_EXERCISE GOAL_
Search the records for the string "title", then copy each line where it appears.

[Stored items from a collection]
########

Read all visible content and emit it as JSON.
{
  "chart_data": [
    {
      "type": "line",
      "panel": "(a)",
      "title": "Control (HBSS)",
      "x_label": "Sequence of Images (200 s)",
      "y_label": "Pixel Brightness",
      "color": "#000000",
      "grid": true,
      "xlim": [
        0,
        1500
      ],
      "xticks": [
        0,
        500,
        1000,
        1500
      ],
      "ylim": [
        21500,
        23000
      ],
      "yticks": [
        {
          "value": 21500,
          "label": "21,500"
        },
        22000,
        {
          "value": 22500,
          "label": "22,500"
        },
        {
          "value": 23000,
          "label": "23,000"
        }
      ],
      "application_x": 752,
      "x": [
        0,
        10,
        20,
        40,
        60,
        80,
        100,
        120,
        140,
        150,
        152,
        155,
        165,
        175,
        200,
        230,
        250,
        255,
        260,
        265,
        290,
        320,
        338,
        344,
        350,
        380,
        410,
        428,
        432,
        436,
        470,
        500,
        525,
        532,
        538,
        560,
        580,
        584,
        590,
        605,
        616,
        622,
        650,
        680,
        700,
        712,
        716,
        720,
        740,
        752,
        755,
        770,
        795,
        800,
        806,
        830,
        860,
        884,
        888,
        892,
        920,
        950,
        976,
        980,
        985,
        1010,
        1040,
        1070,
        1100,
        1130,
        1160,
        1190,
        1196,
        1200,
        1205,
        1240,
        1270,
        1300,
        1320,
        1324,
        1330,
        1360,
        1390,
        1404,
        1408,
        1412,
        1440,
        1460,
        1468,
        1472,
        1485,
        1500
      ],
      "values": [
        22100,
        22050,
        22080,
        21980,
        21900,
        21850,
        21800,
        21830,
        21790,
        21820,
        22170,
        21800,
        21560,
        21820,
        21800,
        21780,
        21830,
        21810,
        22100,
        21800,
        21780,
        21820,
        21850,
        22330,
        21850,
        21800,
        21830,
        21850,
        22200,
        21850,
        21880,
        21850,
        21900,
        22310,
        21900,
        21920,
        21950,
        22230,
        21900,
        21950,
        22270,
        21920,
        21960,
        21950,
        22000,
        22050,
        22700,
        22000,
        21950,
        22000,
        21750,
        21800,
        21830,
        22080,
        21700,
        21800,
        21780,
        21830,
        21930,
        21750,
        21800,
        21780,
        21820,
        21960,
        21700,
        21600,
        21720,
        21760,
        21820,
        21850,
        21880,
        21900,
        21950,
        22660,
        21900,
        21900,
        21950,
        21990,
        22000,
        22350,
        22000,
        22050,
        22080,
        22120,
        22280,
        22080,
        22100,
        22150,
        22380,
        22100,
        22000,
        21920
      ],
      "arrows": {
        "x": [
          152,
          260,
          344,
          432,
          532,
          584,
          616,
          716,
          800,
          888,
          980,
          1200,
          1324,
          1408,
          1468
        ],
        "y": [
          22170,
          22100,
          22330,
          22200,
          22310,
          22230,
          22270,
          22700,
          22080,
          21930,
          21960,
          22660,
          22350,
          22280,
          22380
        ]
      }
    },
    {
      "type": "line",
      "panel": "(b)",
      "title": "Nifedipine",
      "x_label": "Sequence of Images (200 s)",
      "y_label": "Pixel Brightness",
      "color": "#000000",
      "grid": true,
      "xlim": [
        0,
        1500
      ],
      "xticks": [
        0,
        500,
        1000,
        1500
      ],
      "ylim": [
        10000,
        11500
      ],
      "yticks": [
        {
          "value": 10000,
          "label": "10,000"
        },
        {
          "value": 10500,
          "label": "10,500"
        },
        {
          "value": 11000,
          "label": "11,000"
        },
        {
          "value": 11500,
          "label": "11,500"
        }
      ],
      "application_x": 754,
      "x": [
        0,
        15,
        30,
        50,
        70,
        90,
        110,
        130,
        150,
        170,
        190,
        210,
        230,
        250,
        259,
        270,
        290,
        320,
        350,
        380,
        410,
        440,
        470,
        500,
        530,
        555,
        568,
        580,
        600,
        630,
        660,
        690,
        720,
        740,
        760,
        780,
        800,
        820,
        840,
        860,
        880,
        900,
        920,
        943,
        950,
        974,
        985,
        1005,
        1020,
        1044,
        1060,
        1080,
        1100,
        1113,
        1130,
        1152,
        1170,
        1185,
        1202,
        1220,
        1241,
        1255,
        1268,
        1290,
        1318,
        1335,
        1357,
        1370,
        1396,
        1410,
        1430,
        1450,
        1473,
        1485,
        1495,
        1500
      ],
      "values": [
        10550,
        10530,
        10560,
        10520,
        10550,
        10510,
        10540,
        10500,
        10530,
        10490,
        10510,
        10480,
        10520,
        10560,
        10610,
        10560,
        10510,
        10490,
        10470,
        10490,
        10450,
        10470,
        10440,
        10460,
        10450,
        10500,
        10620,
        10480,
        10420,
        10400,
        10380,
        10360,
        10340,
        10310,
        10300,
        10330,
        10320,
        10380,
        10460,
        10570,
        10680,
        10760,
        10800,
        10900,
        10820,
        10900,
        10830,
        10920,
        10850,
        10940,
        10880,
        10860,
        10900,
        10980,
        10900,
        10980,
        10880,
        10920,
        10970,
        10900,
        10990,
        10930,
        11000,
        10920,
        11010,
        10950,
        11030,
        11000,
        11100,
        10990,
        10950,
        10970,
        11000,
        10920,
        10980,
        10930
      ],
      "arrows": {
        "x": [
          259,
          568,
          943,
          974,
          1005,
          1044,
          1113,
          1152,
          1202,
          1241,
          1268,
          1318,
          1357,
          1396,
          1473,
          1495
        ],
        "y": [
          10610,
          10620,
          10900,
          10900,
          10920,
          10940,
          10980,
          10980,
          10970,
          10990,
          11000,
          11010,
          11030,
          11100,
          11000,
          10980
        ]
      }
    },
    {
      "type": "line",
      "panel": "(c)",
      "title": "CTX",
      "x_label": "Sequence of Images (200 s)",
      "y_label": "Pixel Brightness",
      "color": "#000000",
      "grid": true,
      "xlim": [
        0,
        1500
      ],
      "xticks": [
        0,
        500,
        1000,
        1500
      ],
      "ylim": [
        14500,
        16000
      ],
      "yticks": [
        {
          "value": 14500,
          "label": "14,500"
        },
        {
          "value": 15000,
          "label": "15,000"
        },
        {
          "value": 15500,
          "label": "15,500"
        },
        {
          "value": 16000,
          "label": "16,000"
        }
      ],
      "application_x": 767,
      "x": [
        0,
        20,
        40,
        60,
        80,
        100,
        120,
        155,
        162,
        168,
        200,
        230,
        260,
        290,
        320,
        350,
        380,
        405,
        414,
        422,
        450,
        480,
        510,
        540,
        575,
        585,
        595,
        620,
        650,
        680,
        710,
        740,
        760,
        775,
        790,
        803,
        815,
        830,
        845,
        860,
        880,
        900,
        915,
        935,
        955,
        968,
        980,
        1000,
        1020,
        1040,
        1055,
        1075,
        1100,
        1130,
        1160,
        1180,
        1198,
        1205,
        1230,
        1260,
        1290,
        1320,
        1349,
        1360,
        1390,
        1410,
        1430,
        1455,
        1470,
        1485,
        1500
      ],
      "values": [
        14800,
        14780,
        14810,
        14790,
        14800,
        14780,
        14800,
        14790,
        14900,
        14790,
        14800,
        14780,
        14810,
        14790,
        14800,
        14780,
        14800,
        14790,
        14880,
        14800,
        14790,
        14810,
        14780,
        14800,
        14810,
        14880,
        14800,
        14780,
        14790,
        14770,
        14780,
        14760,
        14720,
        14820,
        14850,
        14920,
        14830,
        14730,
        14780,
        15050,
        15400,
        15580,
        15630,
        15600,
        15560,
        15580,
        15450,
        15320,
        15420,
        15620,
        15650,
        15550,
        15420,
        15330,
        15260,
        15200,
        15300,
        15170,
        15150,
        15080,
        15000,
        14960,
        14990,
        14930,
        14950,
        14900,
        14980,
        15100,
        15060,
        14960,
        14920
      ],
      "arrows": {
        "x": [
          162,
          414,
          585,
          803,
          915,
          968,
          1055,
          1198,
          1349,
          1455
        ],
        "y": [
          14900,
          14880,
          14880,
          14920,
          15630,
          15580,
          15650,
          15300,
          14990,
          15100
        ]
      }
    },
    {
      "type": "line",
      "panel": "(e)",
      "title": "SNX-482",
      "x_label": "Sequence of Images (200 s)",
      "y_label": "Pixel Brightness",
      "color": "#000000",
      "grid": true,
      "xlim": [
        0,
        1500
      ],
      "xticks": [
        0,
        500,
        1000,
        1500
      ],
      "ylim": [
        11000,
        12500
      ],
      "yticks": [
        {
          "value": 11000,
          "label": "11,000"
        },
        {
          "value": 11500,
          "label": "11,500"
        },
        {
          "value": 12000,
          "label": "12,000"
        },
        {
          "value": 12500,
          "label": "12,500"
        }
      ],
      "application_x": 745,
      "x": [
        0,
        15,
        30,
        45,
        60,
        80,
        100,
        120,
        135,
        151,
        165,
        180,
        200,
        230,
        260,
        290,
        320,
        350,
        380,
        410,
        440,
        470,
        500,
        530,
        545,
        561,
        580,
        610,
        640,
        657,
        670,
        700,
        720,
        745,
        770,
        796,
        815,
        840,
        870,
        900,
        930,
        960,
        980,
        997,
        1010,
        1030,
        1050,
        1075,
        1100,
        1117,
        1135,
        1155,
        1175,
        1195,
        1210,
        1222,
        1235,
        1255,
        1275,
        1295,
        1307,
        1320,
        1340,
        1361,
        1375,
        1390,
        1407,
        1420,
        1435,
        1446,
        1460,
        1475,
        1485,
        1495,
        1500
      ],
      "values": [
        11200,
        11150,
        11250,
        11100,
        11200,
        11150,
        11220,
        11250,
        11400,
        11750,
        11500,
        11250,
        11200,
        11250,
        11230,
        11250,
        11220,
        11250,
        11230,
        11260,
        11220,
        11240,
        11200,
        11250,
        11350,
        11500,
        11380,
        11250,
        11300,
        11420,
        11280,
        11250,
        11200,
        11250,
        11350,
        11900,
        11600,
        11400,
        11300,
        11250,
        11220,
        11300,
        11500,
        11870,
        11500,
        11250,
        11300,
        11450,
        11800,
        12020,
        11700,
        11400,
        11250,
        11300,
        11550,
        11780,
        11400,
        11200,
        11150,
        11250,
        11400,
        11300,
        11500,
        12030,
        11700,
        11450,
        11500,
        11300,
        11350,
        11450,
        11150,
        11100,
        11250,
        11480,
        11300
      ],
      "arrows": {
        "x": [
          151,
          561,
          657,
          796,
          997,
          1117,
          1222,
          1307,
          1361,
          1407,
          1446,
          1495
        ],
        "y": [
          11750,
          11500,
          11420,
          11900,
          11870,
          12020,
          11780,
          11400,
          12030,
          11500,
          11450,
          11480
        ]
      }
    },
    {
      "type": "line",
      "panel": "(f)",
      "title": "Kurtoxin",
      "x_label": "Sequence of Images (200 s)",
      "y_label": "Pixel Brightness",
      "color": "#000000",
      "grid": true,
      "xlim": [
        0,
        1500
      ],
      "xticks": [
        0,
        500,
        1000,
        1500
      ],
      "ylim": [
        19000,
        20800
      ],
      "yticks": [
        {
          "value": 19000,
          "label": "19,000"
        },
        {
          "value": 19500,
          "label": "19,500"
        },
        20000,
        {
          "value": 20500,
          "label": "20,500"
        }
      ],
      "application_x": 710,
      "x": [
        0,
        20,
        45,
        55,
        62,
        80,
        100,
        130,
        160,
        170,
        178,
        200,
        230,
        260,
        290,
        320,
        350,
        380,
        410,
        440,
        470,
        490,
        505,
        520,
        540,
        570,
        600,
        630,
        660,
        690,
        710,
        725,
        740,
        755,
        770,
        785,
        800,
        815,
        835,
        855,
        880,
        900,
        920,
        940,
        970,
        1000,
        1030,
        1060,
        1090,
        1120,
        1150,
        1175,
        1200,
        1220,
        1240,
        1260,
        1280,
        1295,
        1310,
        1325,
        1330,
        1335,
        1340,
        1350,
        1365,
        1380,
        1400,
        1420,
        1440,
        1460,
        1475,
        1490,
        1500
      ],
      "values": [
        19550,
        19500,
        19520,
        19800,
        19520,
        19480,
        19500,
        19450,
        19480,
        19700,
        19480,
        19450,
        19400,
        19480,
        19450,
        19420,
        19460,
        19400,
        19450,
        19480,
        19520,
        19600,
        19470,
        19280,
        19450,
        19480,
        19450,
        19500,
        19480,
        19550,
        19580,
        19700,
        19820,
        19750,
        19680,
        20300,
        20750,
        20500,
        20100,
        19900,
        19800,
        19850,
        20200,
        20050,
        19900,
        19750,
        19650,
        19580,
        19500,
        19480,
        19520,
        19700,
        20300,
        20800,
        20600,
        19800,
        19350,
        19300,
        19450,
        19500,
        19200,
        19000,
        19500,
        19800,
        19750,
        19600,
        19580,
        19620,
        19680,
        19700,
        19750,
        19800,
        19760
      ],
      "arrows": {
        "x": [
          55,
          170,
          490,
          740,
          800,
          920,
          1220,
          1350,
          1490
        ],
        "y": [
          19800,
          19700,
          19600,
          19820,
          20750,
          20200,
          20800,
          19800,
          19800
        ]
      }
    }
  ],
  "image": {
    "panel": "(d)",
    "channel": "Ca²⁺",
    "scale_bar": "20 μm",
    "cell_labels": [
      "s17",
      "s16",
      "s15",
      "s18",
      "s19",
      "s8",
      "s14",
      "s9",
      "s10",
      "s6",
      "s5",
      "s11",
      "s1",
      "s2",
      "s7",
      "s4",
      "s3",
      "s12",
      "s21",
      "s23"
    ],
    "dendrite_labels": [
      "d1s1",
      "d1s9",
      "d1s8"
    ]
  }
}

########

_SOLVED EXERCISE_
      "title": "Control (HBSS)",
      "title": "Nifedipine",
      "title": "CTX",
      "title": "SNX-482",
      "title": "Kurtoxin",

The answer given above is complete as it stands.